[Dataset records]
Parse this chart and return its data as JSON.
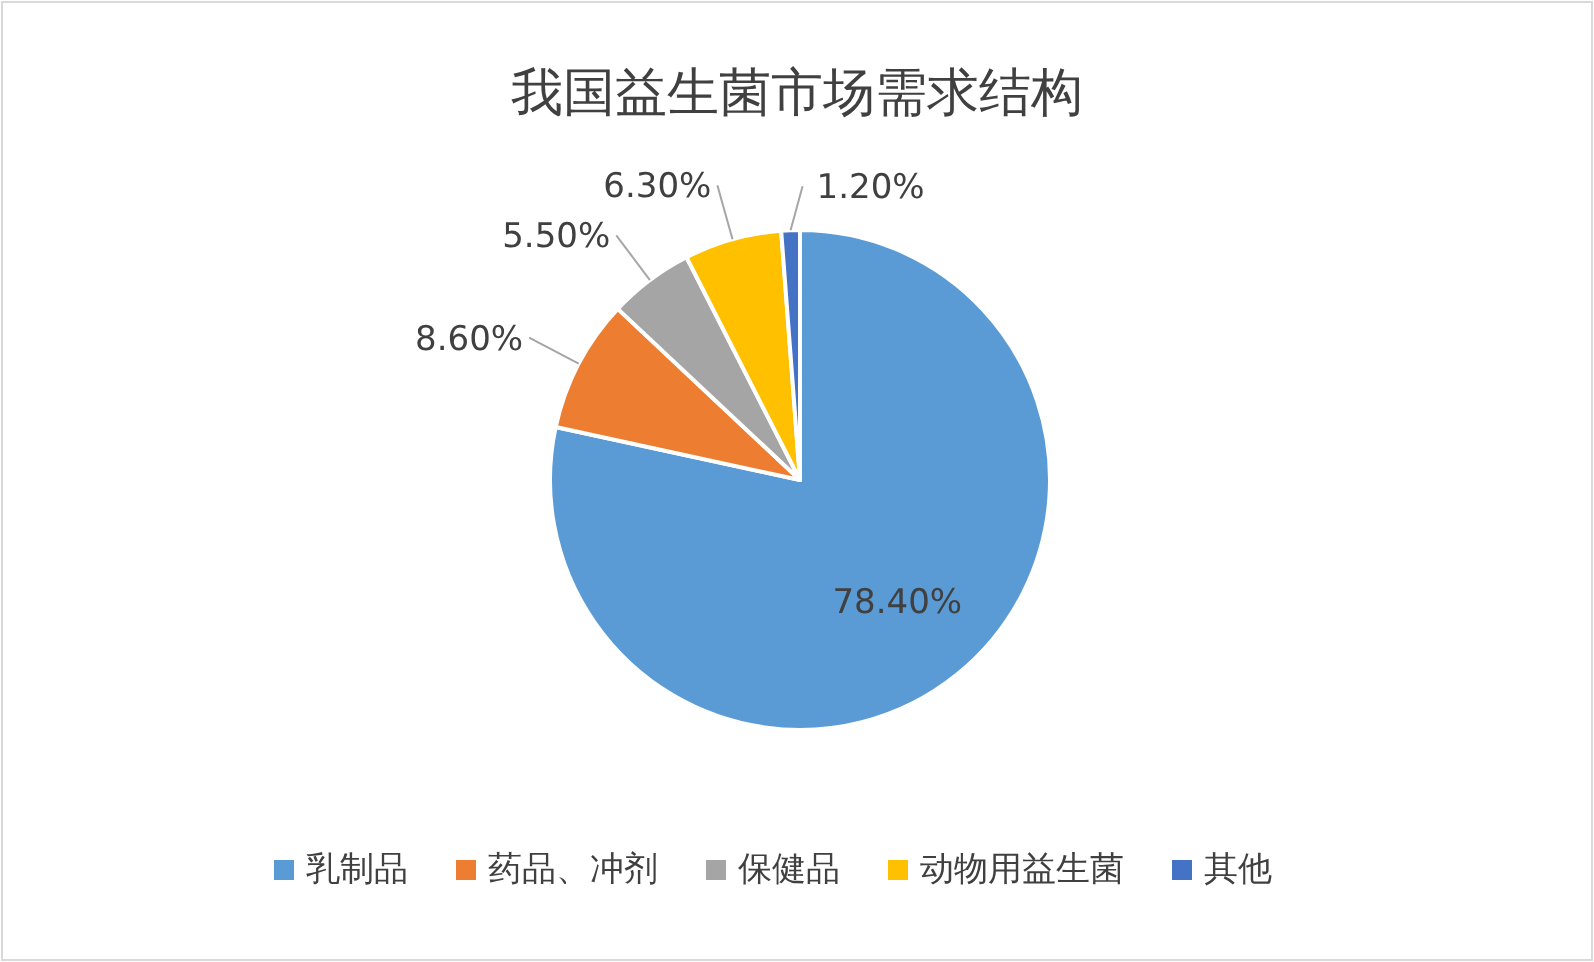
{
  "chart_data": {
    "type": "pie",
    "title": "我国益生菌市场需求结构",
    "categories": [
      "乳制品",
      "药品、冲剂",
      "保健品",
      "动物用益生菌",
      "其他"
    ],
    "values": [
      78.4,
      8.6,
      5.5,
      6.3,
      1.2
    ],
    "colors": [
      "#5b9bd5",
      "#ed7d31",
      "#a5a5a5",
      "#ffc000",
      "#4472c4"
    ],
    "value_labels": [
      "78.40%",
      "8.60%",
      "5.50%",
      "6.30%",
      "1.20%"
    ],
    "legend": "bottom"
  }
}
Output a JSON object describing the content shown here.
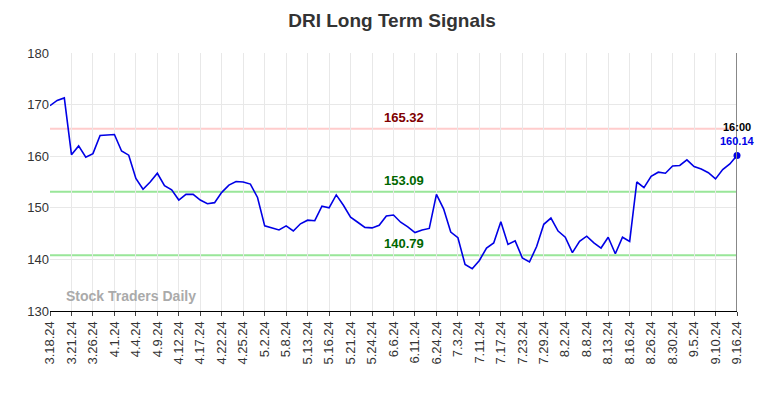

[What you have to do]
Repeat verbatim all the material, but not the pictures.

[Written answer]
Parse this chart and return its data as JSON.
{
  "chart_data": {
    "type": "pie",
    "title": "我国益生菌市场需求结构",
    "categories": [
      "乳制品",
      "药品、冲剂",
      "保健品",
      "动物用益生菌",
      "其他"
    ],
    "values": [
      78.4,
      8.6,
      5.5,
      6.3,
      1.2
    ],
    "colors": [
      "#5b9bd5",
      "#ed7d31",
      "#a5a5a5",
      "#ffc000",
      "#4472c4"
    ],
    "value_labels": [
      "78.40%",
      "8.60%",
      "5.50%",
      "6.30%",
      "1.20%"
    ],
    "legend": "bottom"
  }
}
Output a JSON object describing the content shown here.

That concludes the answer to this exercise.